*EXERCISE BRIEF*: Retype exactly the lines from the line with "Extract the structured" to the end of the data, keeping both boundary lines.

[Figure dataset records]

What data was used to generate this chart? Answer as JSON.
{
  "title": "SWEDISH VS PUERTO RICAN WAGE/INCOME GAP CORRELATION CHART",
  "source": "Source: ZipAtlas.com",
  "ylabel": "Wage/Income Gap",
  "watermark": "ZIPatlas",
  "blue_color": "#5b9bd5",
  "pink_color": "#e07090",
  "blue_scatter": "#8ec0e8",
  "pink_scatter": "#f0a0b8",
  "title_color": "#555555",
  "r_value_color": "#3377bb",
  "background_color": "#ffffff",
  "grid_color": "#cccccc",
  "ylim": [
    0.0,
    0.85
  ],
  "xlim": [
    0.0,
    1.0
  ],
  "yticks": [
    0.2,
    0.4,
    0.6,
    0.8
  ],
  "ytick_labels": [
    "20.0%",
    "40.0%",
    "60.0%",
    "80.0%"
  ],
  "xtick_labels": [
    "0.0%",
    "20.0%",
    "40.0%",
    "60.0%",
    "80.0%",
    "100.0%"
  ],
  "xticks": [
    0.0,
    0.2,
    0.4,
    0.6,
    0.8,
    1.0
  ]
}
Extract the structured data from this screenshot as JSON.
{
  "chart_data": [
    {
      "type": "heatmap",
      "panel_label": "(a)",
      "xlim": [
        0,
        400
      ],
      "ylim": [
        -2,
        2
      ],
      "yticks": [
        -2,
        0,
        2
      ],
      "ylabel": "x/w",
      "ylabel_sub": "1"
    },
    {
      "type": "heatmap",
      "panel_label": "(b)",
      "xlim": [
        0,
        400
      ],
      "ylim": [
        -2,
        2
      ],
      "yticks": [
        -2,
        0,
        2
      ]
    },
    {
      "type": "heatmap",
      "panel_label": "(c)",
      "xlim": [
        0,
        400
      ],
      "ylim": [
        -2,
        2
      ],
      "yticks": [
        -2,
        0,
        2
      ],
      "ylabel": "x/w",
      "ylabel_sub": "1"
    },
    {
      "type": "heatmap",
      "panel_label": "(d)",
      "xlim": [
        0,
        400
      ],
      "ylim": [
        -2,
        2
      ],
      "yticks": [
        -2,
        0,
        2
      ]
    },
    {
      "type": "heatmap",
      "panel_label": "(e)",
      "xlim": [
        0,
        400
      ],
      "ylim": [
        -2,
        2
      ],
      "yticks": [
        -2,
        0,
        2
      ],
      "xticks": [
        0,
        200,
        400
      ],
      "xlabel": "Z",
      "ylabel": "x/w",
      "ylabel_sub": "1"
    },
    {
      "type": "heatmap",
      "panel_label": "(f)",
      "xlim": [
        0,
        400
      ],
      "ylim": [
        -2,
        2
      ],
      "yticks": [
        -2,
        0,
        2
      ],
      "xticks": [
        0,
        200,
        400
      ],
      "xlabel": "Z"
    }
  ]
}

*RESULT FOR THIS TASK*:
Extract the structured data from this screenshot as JSON.
{
  "chart_data": [
    {
      "type": "heatmap",
      "panel_label": "(a)",
      "xlim": [
        0,
        400
      ],
      "ylim": [
        -2,
        2
      ],
      "yticks": [
        -2,
        0,
        2
      ],
      "ylabel": "x/w",
      "ylabel_sub": "1"
    },
    {
      "type": "heatmap",
      "panel_label": "(b)",
      "xlim": [
        0,
        400
      ],
      "ylim": [
        -2,
        2
      ],
      "yticks": [
        -2,
        0,
        2
      ]
    },
    {
      "type": "heatmap",
      "panel_label": "(c)",
      "xlim": [
        0,
        400
      ],
      "ylim": [
        -2,
        2
      ],
      "yticks": [
        -2,
        0,
        2
      ],
      "ylabel": "x/w",
      "ylabel_sub": "1"
    },
    {
      "type": "heatmap",
      "panel_label": "(d)",
      "xlim": [
        0,
        400
      ],
      "ylim": [
        -2,
        2
      ],
      "yticks": [
        -2,
        0,
        2
      ]
    },
    {
      "type": "heatmap",
      "panel_label": "(e)",
      "xlim": [
        0,
        400
      ],
      "ylim": [
        -2,
        2
      ],
      "yticks": [
        -2,
        0,
        2
      ],
      "xticks": [
        0,
        200,
        400
      ],
      "xlabel": "Z",
      "ylabel": "x/w",
      "ylabel_sub": "1"
    },
    {
      "type": "heatmap",
      "panel_label": "(f)",
      "xlim": [
        0,
        400
      ],
      "ylim": [
        -2,
        2
      ],
      "yticks": [
        -2,
        0,
        2
      ],
      "xticks": [
        0,
        200,
        400
      ],
      "xlabel": "Z"
    }
  ]
}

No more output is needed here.